-- Start The data --
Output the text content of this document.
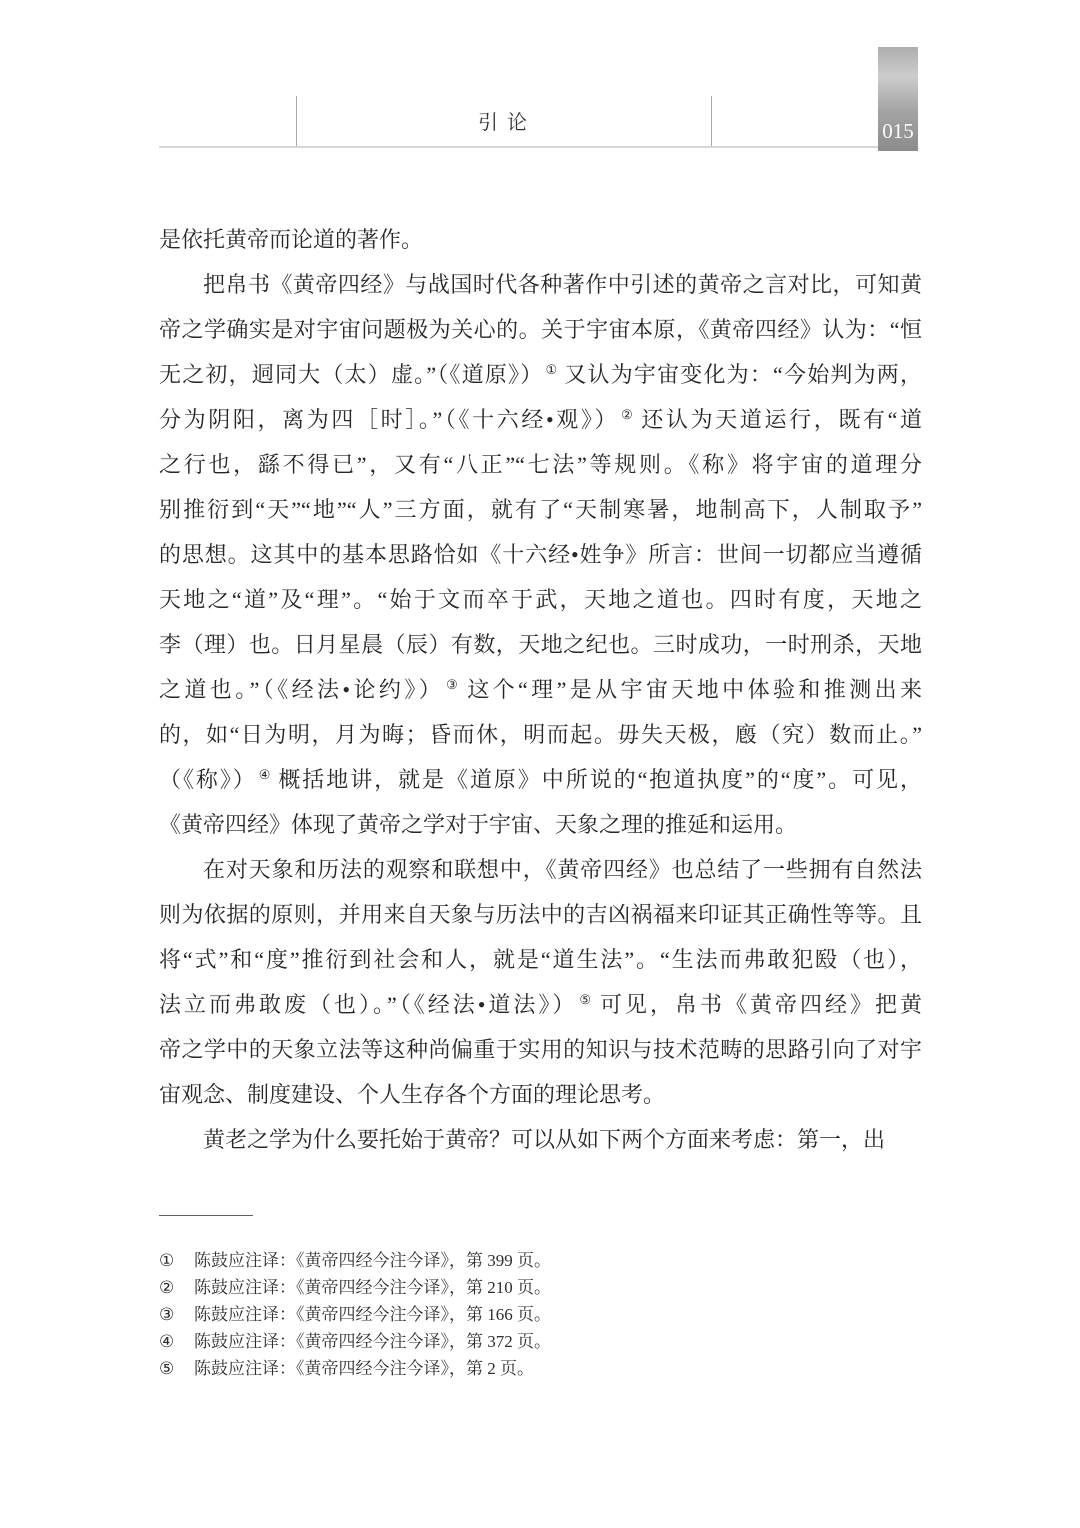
引 论	015
是依托黄帝而论道的著作。
把帛书《黄帝四经》与战国时代各种著作中引述的黄帝之言对比，可知黄
帝之学确实是对宇宙问题极为关心的。关于宇宙本原，《黄帝四经》认为：“恒
无之初，迵同大（太）虚。”（《道原》） ① 又认为宇宙变化为：“今始判为两，
分为阴阳，离为四［时］。”（《十六经•观》） ② 还认为天道运行，既有“道
之行也，繇不得已”，又有“八正”“七法”等规则。《称》将宇宙的道理分
别推衍到“天”“地”“人”三方面，就有了“天制寒暑，地制高下，人制取予”
的思想。这其中的基本思路恰如《十六经•姓争》所言：世间一切都应当遵循
天地之“道”及“理”。“始于文而卒于武，天地之道也。四时有度，天地之
李（理）也。日月星晨（辰）有数，天地之纪也。三时成功，一时刑杀，天地
之道也。”（《经法•论约》） ③ 这个“理”是从宇宙天地中体验和推测出来
的，如“日为明，月为晦；昏而休，明而起。毋失天极，廏（究）数而止。”
（《称》） ④ 概括地讲，就是《道原》中所说的“抱道执度”的“度”。可见，
《黄帝四经》体现了黄帝之学对于宇宙、天象之理的推延和运用。
在对天象和历法的观察和联想中，《黄帝四经》也总结了一些拥有自然法
则为依据的原则，并用来自天象与历法中的吉凶祸福来印证其正确性等等。且
将“式”和“度”推衍到社会和人，就是“道生法”。“生法而弗敢犯殹（也），
法立而弗敢废（也）。”（《经法•道法》） ⑤ 可见，帛书《黄帝四经》把黄
帝之学中的天象立法等这种尚偏重于实用的知识与技术范畴的思路引向了对宇
宙观念、制度建设、个人生存各个方面的理论思考。
黄老之学为什么要托始于黄帝？可以从如下两个方面来考虑：第一，出
①	陈鼓应注译：《黄帝四经今注今译》，第 399 页。
②	陈鼓应注译：《黄帝四经今注今译》，第 210 页。
③	陈鼓应注译：《黄帝四经今注今译》，第 166 页。
④	陈鼓应注译：《黄帝四经今注今译》，第 372 页。
⑤	陈鼓应注译：《黄帝四经今注今译》，第 2 页。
-- End The data --
### [Given problem]
Each line holding "陈鼓应注译" must be found and copied.

### [Solution below]
①	陈鼓应注译：《黄帝四经今注今译》，第 399 页。
②	陈鼓应注译：《黄帝四经今注今译》，第 210 页。
③	陈鼓应注译：《黄帝四经今注今译》，第 166 页。
④	陈鼓应注译：《黄帝四经今注今译》，第 372 页。
⑤	陈鼓应注译：《黄帝四经今注今译》，第 2 页。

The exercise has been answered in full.